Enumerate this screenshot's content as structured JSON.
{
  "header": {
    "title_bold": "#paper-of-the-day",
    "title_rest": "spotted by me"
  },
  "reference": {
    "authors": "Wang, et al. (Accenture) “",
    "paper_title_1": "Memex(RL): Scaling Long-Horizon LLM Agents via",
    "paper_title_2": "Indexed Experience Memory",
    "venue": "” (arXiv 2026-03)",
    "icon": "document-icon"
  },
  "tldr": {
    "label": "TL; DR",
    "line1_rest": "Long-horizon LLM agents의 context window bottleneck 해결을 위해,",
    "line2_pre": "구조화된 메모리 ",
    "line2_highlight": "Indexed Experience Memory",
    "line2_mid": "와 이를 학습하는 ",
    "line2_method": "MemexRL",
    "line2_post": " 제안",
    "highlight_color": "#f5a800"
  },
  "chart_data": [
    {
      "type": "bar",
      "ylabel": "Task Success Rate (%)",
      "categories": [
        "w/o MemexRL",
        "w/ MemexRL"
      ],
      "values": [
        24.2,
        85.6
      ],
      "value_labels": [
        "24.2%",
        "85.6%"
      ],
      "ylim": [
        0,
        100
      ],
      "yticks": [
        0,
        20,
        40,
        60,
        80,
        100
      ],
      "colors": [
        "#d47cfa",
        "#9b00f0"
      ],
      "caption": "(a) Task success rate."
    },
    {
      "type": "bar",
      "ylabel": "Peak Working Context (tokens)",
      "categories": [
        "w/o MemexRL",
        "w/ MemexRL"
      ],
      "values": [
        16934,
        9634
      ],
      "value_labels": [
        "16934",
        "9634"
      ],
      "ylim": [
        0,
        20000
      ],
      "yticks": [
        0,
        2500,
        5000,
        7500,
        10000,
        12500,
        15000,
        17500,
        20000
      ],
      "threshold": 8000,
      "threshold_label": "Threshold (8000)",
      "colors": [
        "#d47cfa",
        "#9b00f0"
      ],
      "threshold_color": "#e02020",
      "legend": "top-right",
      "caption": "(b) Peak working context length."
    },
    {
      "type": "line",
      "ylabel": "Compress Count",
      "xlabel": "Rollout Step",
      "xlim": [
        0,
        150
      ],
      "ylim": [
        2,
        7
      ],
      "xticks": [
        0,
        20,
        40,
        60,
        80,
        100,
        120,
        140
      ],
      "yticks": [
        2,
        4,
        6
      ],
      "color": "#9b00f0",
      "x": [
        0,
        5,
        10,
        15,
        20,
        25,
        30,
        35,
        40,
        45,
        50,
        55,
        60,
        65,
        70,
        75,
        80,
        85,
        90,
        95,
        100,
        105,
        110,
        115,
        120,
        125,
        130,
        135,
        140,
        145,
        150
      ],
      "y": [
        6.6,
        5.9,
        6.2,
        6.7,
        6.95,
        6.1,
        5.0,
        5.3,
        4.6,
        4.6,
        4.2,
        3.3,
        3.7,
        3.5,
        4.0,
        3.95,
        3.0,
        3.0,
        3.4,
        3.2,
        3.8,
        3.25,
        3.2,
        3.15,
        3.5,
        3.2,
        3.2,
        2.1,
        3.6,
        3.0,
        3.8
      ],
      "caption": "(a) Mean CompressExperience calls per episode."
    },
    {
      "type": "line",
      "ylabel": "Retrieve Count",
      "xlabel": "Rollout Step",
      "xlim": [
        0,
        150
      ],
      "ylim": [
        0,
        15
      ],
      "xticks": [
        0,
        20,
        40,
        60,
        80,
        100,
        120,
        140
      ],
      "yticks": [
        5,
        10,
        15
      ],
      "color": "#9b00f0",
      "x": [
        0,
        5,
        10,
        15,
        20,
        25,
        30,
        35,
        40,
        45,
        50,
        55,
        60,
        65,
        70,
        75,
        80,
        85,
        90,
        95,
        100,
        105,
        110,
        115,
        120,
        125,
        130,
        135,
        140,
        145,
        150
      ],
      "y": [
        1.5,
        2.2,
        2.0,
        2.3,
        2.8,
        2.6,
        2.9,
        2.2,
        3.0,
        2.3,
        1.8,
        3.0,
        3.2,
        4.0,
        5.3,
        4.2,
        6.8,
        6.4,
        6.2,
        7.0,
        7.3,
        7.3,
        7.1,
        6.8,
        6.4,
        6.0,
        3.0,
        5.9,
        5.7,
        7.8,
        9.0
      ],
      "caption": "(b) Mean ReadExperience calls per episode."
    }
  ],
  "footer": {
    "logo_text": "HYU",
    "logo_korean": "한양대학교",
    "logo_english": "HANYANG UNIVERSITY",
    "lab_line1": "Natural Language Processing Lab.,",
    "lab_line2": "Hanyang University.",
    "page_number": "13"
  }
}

◆ EXERCISE GOAL
Write out every entry verbatim.

◆ TASK OUTPUT
Enumerate this screenshot's content as structured JSON.
{
  "header": {
    "title_bold": "#paper-of-the-day",
    "title_rest": "spotted by me"
  },
  "reference": {
    "authors": "Wang, et al. (Accenture) “",
    "paper_title_1": "Memex(RL): Scaling Long-Horizon LLM Agents via",
    "paper_title_2": "Indexed Experience Memory",
    "venue": "” (arXiv 2026-03)",
    "icon": "document-icon"
  },
  "tldr": {
    "label": "TL; DR",
    "line1_rest": "Long-horizon LLM agents의 context window bottleneck 해결을 위해,",
    "line2_pre": "구조화된 메모리 ",
    "line2_highlight": "Indexed Experience Memory",
    "line2_mid": "와 이를 학습하는 ",
    "line2_method": "MemexRL",
    "line2_post": " 제안",
    "highlight_color": "#f5a800"
  },
  "chart_data": [
    {
      "type": "bar",
      "ylabel": "Task Success Rate (%)",
      "categories": [
        "w/o MemexRL",
        "w/ MemexRL"
      ],
      "values": [
        24.2,
        85.6
      ],
      "value_labels": [
        "24.2%",
        "85.6%"
      ],
      "ylim": [
        0,
        100
      ],
      "yticks": [
        0,
        20,
        40,
        60,
        80,
        100
      ],
      "colors": [
        "#d47cfa",
        "#9b00f0"
      ],
      "caption": "(a) Task success rate."
    },
    {
      "type": "bar",
      "ylabel": "Peak Working Context (tokens)",
      "categories": [
        "w/o MemexRL",
        "w/ MemexRL"
      ],
      "values": [
        16934,
        9634
      ],
      "value_labels": [
        "16934",
        "9634"
      ],
      "ylim": [
        0,
        20000
      ],
      "yticks": [
        0,
        2500,
        5000,
        7500,
        10000,
        12500,
        15000,
        17500,
        20000
      ],
      "threshold": 8000,
      "threshold_label": "Threshold (8000)",
      "colors": [
        "#d47cfa",
        "#9b00f0"
      ],
      "threshold_color": "#e02020",
      "legend": "top-right",
      "caption": "(b) Peak working context length."
    },
    {
      "type": "line",
      "ylabel": "Compress Count",
      "xlabel": "Rollout Step",
      "xlim": [
        0,
        150
      ],
      "ylim": [
        2,
        7
      ],
      "xticks": [
        0,
        20,
        40,
        60,
        80,
        100,
        120,
        140
      ],
      "yticks": [
        2,
        4,
        6
      ],
      "color": "#9b00f0",
      "x": [
        0,
        5,
        10,
        15,
        20,
        25,
        30,
        35,
        40,
        45,
        50,
        55,
        60,
        65,
        70,
        75,
        80,
        85,
        90,
        95,
        100,
        105,
        110,
        115,
        120,
        125,
        130,
        135,
        140,
        145,
        150
      ],
      "y": [
        6.6,
        5.9,
        6.2,
        6.7,
        6.95,
        6.1,
        5.0,
        5.3,
        4.6,
        4.6,
        4.2,
        3.3,
        3.7,
        3.5,
        4.0,
        3.95,
        3.0,
        3.0,
        3.4,
        3.2,
        3.8,
        3.25,
        3.2,
        3.15,
        3.5,
        3.2,
        3.2,
        2.1,
        3.6,
        3.0,
        3.8
      ],
      "caption": "(a) Mean CompressExperience calls per episode."
    },
    {
      "type": "line",
      "ylabel": "Retrieve Count",
      "xlabel": "Rollout Step",
      "xlim": [
        0,
        150
      ],
      "ylim": [
        0,
        15
      ],
      "xticks": [
        0,
        20,
        40,
        60,
        80,
        100,
        120,
        140
      ],
      "yticks": [
        5,
        10,
        15
      ],
      "color": "#9b00f0",
      "x": [
        0,
        5,
        10,
        15,
        20,
        25,
        30,
        35,
        40,
        45,
        50,
        55,
        60,
        65,
        70,
        75,
        80,
        85,
        90,
        95,
        100,
        105,
        110,
        115,
        120,
        125,
        130,
        135,
        140,
        145,
        150
      ],
      "y": [
        1.5,
        2.2,
        2.0,
        2.3,
        2.8,
        2.6,
        2.9,
        2.2,
        3.0,
        2.3,
        1.8,
        3.0,
        3.2,
        4.0,
        5.3,
        4.2,
        6.8,
        6.4,
        6.2,
        7.0,
        7.3,
        7.3,
        7.1,
        6.8,
        6.4,
        6.0,
        3.0,
        5.9,
        5.7,
        7.8,
        9.0
      ],
      "caption": "(b) Mean ReadExperience calls per episode."
    }
  ],
  "footer": {
    "logo_text": "HYU",
    "logo_korean": "한양대학교",
    "logo_english": "HANYANG UNIVERSITY",
    "lab_line1": "Natural Language Processing Lab.,",
    "lab_line2": "Hanyang University.",
    "page_number": "13"
  }
}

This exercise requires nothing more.